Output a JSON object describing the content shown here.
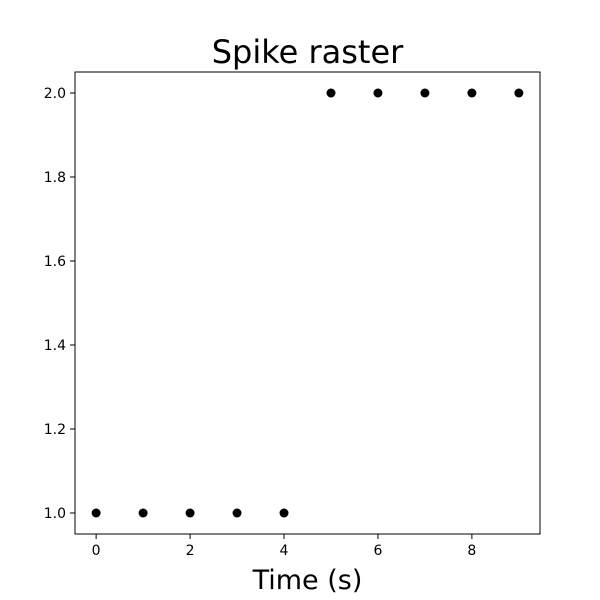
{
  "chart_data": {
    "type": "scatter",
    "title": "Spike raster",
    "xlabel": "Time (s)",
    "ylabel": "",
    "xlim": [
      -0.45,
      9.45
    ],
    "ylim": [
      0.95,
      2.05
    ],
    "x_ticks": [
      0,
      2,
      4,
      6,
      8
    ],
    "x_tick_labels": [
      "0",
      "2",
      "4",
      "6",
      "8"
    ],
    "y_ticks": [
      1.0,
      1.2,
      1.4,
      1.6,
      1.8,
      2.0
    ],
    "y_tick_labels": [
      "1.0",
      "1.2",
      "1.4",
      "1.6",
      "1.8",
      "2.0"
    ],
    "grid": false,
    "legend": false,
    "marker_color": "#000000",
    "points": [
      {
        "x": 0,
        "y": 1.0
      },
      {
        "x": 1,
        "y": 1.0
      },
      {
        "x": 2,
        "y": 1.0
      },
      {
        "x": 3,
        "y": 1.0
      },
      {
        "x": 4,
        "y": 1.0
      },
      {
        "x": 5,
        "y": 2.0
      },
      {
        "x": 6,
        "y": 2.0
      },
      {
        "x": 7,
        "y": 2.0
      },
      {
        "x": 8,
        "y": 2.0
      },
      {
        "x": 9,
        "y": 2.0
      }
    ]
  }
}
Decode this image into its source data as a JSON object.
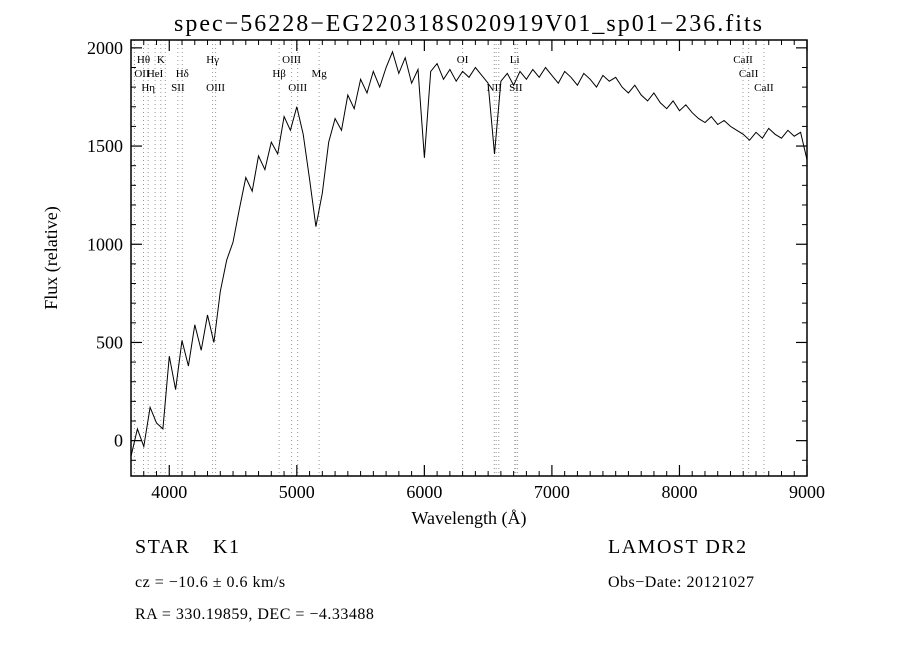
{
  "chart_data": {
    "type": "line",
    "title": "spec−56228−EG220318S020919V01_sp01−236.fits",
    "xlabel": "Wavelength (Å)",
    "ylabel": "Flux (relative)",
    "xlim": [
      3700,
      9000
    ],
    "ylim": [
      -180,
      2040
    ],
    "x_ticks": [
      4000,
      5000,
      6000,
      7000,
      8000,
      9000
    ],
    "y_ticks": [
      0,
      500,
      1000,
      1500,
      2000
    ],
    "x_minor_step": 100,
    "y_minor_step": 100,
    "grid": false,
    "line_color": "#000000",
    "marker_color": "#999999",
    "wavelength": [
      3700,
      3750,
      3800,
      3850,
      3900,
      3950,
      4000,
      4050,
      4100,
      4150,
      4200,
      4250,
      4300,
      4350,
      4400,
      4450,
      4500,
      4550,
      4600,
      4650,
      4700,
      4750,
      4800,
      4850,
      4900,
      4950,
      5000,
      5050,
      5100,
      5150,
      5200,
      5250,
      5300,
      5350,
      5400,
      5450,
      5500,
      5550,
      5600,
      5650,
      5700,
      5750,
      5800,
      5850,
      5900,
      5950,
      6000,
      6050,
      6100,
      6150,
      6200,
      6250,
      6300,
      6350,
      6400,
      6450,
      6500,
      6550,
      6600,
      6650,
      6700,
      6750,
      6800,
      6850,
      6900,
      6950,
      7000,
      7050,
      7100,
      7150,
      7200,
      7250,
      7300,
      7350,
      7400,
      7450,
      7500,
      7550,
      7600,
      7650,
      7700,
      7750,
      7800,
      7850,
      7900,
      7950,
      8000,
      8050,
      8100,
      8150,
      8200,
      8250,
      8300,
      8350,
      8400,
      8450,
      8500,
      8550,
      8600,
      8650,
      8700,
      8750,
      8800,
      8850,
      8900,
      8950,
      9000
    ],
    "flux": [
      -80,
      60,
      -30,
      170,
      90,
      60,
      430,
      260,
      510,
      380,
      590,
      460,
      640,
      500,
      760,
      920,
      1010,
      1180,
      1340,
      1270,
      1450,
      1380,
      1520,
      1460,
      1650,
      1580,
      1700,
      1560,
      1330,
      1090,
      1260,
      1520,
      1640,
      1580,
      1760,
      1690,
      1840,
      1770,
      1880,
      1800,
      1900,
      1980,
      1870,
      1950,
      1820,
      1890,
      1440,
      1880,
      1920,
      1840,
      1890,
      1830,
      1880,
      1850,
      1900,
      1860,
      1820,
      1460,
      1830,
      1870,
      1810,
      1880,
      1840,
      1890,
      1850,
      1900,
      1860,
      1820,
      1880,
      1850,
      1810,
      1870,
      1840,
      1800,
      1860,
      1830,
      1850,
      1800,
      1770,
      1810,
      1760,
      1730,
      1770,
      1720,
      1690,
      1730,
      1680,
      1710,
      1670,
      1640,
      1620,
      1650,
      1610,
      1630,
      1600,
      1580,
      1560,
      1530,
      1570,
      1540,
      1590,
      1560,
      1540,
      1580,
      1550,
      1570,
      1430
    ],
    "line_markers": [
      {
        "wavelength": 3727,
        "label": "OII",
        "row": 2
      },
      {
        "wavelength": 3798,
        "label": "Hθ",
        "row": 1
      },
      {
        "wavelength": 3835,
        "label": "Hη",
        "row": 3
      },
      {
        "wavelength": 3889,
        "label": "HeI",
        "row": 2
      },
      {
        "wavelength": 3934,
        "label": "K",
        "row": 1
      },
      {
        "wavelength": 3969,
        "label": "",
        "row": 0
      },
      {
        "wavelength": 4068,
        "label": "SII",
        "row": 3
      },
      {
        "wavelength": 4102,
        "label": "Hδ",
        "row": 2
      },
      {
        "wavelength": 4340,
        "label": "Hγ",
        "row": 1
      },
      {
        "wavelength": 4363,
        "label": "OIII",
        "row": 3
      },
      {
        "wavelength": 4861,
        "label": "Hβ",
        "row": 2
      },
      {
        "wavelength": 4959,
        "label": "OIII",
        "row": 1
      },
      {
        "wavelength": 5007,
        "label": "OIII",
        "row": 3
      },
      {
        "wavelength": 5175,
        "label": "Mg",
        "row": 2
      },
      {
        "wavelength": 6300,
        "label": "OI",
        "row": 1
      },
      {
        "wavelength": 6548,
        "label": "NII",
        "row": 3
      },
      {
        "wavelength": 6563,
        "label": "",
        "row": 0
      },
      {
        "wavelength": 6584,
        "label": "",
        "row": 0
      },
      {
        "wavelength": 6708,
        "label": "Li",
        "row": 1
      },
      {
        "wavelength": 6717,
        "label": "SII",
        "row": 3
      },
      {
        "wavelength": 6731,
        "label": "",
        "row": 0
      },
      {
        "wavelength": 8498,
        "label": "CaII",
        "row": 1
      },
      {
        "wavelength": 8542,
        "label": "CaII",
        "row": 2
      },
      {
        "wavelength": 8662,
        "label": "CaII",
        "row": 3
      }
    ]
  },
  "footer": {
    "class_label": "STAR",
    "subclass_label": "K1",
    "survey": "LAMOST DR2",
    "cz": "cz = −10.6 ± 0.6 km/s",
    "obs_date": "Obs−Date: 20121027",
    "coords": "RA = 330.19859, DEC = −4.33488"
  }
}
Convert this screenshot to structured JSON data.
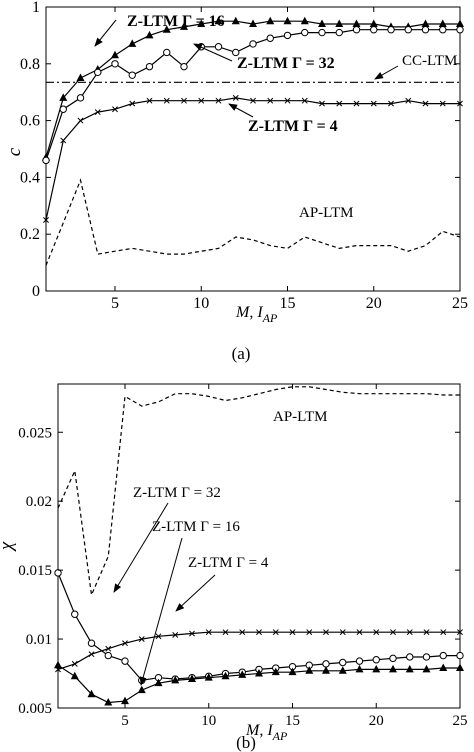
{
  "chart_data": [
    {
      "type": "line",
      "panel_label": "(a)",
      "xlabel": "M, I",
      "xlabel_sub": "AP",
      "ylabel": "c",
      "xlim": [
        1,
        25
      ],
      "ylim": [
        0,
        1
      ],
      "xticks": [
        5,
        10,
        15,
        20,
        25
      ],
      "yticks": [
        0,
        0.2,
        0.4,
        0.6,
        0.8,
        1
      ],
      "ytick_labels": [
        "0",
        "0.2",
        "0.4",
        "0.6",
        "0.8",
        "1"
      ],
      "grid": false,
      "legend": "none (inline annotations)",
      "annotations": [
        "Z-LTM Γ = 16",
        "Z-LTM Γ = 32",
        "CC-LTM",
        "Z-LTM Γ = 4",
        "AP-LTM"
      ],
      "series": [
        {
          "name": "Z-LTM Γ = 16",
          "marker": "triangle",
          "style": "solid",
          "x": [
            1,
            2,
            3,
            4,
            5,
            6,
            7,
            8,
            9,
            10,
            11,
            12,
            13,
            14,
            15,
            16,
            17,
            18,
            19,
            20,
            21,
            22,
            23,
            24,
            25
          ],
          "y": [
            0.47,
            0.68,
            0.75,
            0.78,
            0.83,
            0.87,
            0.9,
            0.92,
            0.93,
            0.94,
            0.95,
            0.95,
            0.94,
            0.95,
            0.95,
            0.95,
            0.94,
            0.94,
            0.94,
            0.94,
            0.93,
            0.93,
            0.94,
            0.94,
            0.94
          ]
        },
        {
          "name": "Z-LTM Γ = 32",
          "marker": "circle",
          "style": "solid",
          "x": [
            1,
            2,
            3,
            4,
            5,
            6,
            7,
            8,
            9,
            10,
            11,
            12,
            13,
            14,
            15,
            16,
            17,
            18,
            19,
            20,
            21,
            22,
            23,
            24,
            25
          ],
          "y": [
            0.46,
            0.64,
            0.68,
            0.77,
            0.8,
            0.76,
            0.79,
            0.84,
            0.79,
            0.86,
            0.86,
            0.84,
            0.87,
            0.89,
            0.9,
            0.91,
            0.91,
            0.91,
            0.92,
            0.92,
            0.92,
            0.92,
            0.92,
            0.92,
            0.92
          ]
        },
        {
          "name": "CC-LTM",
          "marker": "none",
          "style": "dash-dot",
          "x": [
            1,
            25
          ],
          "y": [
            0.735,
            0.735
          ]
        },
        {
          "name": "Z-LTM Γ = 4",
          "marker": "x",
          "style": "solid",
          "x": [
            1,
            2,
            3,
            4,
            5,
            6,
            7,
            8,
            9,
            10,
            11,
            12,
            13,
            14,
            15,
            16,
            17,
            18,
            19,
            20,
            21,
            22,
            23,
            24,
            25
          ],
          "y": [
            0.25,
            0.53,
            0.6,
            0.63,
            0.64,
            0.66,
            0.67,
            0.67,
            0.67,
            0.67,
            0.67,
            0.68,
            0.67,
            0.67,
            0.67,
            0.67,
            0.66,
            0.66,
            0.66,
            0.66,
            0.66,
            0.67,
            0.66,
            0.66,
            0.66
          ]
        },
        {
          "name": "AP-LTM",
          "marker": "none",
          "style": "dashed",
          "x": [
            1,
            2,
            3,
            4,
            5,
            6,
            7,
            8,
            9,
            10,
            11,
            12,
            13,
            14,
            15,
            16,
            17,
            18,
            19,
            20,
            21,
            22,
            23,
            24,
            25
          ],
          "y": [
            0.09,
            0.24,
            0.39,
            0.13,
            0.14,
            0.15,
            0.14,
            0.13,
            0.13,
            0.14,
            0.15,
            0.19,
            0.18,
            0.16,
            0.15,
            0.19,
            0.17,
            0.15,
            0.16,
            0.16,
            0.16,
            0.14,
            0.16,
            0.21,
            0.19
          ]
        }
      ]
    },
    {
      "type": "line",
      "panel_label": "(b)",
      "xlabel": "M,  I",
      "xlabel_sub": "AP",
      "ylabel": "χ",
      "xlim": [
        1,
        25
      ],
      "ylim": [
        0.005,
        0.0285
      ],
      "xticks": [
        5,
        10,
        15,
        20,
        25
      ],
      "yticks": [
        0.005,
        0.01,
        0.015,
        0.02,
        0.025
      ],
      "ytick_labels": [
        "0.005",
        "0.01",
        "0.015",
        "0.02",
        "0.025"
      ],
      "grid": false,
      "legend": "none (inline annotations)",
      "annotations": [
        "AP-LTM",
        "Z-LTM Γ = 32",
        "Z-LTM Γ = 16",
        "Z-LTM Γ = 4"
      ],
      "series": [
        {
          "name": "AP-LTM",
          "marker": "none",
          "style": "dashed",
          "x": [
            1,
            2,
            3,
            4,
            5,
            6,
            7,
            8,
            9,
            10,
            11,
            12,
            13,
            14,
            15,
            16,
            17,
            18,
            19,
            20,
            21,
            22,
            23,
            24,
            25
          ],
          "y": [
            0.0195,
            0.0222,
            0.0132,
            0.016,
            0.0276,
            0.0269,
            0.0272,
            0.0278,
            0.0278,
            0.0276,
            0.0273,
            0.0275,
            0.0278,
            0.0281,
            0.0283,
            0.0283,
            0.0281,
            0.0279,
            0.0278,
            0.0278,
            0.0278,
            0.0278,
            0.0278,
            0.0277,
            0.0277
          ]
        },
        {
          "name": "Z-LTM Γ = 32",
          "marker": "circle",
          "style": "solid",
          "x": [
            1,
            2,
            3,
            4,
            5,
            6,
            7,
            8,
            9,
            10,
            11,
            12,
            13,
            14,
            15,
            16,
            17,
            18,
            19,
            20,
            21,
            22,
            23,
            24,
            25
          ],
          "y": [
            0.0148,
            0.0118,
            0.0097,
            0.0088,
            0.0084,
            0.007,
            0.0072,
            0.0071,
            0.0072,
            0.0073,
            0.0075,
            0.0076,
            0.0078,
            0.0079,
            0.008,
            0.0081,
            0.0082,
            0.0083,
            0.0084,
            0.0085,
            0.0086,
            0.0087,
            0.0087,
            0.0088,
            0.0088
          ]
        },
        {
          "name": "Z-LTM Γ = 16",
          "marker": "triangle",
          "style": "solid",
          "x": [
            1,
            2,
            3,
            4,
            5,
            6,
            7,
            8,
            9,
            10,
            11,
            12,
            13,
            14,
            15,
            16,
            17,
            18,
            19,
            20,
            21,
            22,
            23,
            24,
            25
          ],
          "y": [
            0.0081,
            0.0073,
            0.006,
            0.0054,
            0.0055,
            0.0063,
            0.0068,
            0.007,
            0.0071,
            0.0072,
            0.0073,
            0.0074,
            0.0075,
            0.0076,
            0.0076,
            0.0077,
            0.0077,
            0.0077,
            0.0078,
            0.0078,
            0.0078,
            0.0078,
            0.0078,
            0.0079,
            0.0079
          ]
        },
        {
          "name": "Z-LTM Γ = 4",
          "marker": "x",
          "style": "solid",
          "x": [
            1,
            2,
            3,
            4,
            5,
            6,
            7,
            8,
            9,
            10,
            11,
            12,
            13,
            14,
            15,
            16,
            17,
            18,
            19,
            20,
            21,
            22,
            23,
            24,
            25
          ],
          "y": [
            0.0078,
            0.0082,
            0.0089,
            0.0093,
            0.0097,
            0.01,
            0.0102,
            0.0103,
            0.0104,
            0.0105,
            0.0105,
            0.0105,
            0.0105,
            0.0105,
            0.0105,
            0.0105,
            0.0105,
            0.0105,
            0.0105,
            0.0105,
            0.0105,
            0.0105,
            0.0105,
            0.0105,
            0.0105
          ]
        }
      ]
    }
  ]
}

--

» **Short exercise**
Read through the entries and copy each line in which "JSON" appears.

» **Written answer**
Output a JSON object describing the content shown here.
Decode this image into its source data as a JSON object.
Convert this screenshot to structured JSON data.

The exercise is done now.